§ Objective: Reproduce each line exactly. Skip none.

Stored data:

###

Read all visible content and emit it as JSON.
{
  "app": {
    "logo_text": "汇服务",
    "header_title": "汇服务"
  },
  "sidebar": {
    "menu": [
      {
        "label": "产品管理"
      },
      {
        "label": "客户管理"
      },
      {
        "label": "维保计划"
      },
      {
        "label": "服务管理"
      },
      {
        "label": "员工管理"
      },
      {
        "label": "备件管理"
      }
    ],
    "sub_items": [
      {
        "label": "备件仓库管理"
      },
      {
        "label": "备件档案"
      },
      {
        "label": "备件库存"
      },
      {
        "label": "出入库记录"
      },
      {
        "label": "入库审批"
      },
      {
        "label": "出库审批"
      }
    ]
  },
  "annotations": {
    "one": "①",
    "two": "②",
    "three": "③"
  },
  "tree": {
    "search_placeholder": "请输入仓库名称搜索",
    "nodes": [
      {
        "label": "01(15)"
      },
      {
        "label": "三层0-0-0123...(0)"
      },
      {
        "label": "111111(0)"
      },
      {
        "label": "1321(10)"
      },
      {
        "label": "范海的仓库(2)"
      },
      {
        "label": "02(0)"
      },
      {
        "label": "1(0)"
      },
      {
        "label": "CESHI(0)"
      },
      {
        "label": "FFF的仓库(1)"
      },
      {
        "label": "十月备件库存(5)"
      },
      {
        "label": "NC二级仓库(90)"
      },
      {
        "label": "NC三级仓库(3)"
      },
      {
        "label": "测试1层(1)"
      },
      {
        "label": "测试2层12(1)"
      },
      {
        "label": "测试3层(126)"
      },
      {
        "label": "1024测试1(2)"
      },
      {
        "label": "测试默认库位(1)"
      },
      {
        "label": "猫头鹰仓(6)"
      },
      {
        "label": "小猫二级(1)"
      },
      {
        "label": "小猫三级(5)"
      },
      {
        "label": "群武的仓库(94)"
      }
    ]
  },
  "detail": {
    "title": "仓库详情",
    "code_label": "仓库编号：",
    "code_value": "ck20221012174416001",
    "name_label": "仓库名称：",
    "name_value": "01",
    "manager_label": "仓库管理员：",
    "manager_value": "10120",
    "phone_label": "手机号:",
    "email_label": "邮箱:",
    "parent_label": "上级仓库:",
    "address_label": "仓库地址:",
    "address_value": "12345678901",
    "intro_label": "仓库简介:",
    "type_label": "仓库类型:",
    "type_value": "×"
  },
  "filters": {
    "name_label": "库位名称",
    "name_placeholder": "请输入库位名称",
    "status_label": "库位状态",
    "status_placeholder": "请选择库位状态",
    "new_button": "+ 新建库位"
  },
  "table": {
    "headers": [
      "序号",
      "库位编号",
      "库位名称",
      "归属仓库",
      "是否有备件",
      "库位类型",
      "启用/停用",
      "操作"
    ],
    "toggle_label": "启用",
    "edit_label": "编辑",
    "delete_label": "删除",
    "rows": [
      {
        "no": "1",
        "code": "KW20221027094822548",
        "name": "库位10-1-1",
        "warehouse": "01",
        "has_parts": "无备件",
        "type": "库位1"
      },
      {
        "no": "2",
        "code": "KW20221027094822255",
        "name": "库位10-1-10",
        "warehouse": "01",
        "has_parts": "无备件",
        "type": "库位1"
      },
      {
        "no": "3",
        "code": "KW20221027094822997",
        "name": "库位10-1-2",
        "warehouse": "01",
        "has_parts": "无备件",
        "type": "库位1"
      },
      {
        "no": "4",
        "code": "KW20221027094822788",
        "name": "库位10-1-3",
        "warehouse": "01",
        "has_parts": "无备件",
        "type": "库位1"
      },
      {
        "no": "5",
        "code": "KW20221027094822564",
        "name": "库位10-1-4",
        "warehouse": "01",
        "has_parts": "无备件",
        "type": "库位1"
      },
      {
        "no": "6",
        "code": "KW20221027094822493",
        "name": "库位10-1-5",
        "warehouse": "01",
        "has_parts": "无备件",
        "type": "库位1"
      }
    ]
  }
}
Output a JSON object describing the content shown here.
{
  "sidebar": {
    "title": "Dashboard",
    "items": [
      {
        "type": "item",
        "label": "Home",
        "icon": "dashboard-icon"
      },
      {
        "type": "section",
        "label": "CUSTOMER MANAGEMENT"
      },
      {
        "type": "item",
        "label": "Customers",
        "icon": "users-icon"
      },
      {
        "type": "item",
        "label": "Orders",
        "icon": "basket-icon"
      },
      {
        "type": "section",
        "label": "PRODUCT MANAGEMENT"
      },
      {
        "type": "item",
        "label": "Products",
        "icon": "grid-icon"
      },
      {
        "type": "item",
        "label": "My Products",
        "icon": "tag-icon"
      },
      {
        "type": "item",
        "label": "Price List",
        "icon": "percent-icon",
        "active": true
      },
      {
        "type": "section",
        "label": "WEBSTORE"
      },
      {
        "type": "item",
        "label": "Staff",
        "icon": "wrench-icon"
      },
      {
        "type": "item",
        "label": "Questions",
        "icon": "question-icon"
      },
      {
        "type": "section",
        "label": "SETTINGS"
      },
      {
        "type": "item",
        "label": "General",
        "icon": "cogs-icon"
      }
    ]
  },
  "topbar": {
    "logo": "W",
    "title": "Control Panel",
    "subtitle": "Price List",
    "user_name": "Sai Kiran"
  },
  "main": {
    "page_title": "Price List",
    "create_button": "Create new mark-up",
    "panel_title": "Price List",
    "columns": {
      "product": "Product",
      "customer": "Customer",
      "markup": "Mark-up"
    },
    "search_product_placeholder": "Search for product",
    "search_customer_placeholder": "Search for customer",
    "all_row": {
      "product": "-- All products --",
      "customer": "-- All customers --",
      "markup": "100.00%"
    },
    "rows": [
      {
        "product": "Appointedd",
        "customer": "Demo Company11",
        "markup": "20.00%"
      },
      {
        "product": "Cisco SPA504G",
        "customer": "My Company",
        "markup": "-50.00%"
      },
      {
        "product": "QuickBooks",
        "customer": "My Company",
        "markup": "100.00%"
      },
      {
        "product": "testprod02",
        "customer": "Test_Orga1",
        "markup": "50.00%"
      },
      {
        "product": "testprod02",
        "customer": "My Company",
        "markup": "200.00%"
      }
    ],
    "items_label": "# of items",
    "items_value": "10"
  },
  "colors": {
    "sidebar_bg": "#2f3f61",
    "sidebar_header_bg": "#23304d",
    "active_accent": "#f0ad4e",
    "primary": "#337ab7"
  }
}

###

§ Written response:
Read all visible content and emit it as JSON.
{
  "app": {
    "logo_text": "汇服务",
    "header_title": "汇服务"
  },
  "sidebar": {
    "menu": [
      {
        "label": "产品管理"
      },
      {
        "label": "客户管理"
      },
      {
        "label": "维保计划"
      },
      {
        "label": "服务管理"
      },
      {
        "label": "员工管理"
      },
      {
        "label": "备件管理"
      }
    ],
    "sub_items": [
      {
        "label": "备件仓库管理"
      },
      {
        "label": "备件档案"
      },
      {
        "label": "备件库存"
      },
      {
        "label": "出入库记录"
      },
      {
        "label": "入库审批"
      },
      {
        "label": "出库审批"
      }
    ]
  },
  "annotations": {
    "one": "①",
    "two": "②",
    "three": "③"
  },
  "tree": {
    "search_placeholder": "请输入仓库名称搜索",
    "nodes": [
      {
        "label": "01(15)"
      },
      {
        "label": "三层0-0-0123...(0)"
      },
      {
        "label": "111111(0)"
      },
      {
        "label": "1321(10)"
      },
      {
        "label": "范海的仓库(2)"
      },
      {
        "label": "02(0)"
      },
      {
        "label": "1(0)"
      },
      {
        "label": "CESHI(0)"
      },
      {
        "label": "FFF的仓库(1)"
      },
      {
        "label": "十月备件库存(5)"
      },
      {
        "label": "NC二级仓库(90)"
      },
      {
        "label": "NC三级仓库(3)"
      },
      {
        "label": "测试1层(1)"
      },
      {
        "label": "测试2层12(1)"
      },
      {
        "label": "测试3层(126)"
      },
      {
        "label": "1024测试1(2)"
      },
      {
        "label": "测试默认库位(1)"
      },
      {
        "label": "猫头鹰仓(6)"
      },
      {
        "label": "小猫二级(1)"
      },
      {
        "label": "小猫三级(5)"
      },
      {
        "label": "群武的仓库(94)"
      }
    ]
  },
  "detail": {
    "title": "仓库详情",
    "code_label": "仓库编号：",
    "code_value": "ck20221012174416001",
    "name_label": "仓库名称：",
    "name_value": "01",
    "manager_label": "仓库管理员：",
    "manager_value": "10120",
    "phone_label": "手机号:",
    "email_label": "邮箱:",
    "parent_label": "上级仓库:",
    "address_label": "仓库地址:",
    "address_value": "12345678901",
    "intro_label": "仓库简介:",
    "type_label": "仓库类型:",
    "type_value": "×"
  },
  "filters": {
    "name_label": "库位名称",
    "name_placeholder": "请输入库位名称",
    "status_label": "库位状态",
    "status_placeholder": "请选择库位状态",
    "new_button": "+ 新建库位"
  },
  "table": {
    "headers": [
      "序号",
      "库位编号",
      "库位名称",
      "归属仓库",
      "是否有备件",
      "库位类型",
      "启用/停用",
      "操作"
    ],
    "toggle_label": "启用",
    "edit_label": "编辑",
    "delete_label": "删除",
    "rows": [
      {
        "no": "1",
        "code": "KW20221027094822548",
        "name": "库位10-1-1",
        "warehouse": "01",
        "has_parts": "无备件",
        "type": "库位1"
      },
      {
        "no": "2",
        "code": "KW20221027094822255",
        "name": "库位10-1-10",
        "warehouse": "01",
        "has_parts": "无备件",
        "type": "库位1"
      },
      {
        "no": "3",
        "code": "KW20221027094822997",
        "name": "库位10-1-2",
        "warehouse": "01",
        "has_parts": "无备件",
        "type": "库位1"
      },
      {
        "no": "4",
        "code": "KW20221027094822788",
        "name": "库位10-1-3",
        "warehouse": "01",
        "has_parts": "无备件",
        "type": "库位1"
      },
      {
        "no": "5",
        "code": "KW20221027094822564",
        "name": "库位10-1-4",
        "warehouse": "01",
        "has_parts": "无备件",
        "type": "库位1"
      },
      {
        "no": "6",
        "code": "KW20221027094822493",
        "name": "库位10-1-5",
        "warehouse": "01",
        "has_parts": "无备件",
        "type": "库位1"
      }
    ]
  }
}
Output a JSON object describing the content shown here.
{
  "sidebar": {
    "title": "Dashboard",
    "items": [
      {
        "type": "item",
        "label": "Home",
        "icon": "dashboard-icon"
      },
      {
        "type": "section",
        "label": "CUSTOMER MANAGEMENT"
      },
      {
        "type": "item",
        "label": "Customers",
        "icon": "users-icon"
      },
      {
        "type": "item",
        "label": "Orders",
        "icon": "basket-icon"
      },
      {
        "type": "section",
        "label": "PRODUCT MANAGEMENT"
      },
      {
        "type": "item",
        "label": "Products",
        "icon": "grid-icon"
      },
      {
        "type": "item",
        "label": "My Products",
        "icon": "tag-icon"
      },
      {
        "type": "item",
        "label": "Price List",
        "icon": "percent-icon",
        "active": true
      },
      {
        "type": "section",
        "label": "WEBSTORE"
      },
      {
        "type": "item",
        "label": "Staff",
        "icon": "wrench-icon"
      },
      {
        "type": "item",
        "label": "Questions",
        "icon": "question-icon"
      },
      {
        "type": "section",
        "label": "SETTINGS"
      },
      {
        "type": "item",
        "label": "General",
        "icon": "cogs-icon"
      }
    ]
  },
  "topbar": {
    "logo": "W",
    "title": "Control Panel",
    "subtitle": "Price List",
    "user_name": "Sai Kiran"
  },
  "main": {
    "page_title": "Price List",
    "create_button": "Create new mark-up",
    "panel_title": "Price List",
    "columns": {
      "product": "Product",
      "customer": "Customer",
      "markup": "Mark-up"
    },
    "search_product_placeholder": "Search for product",
    "search_customer_placeholder": "Search for customer",
    "all_row": {
      "product": "-- All products --",
      "customer": "-- All customers --",
      "markup": "100.00%"
    },
    "rows": [
      {
        "product": "Appointedd",
        "customer": "Demo Company11",
        "markup": "20.00%"
      },
      {
        "product": "Cisco SPA504G",
        "customer": "My Company",
        "markup": "-50.00%"
      },
      {
        "product": "QuickBooks",
        "customer": "My Company",
        "markup": "100.00%"
      },
      {
        "product": "testprod02",
        "customer": "Test_Orga1",
        "markup": "50.00%"
      },
      {
        "product": "testprod02",
        "customer": "My Company",
        "markup": "200.00%"
      }
    ],
    "items_label": "# of items",
    "items_value": "10"
  },
  "colors": {
    "sidebar_bg": "#2f3f61",
    "sidebar_header_bg": "#23304d",
    "active_accent": "#f0ad4e",
    "primary": "#337ab7"
  }
}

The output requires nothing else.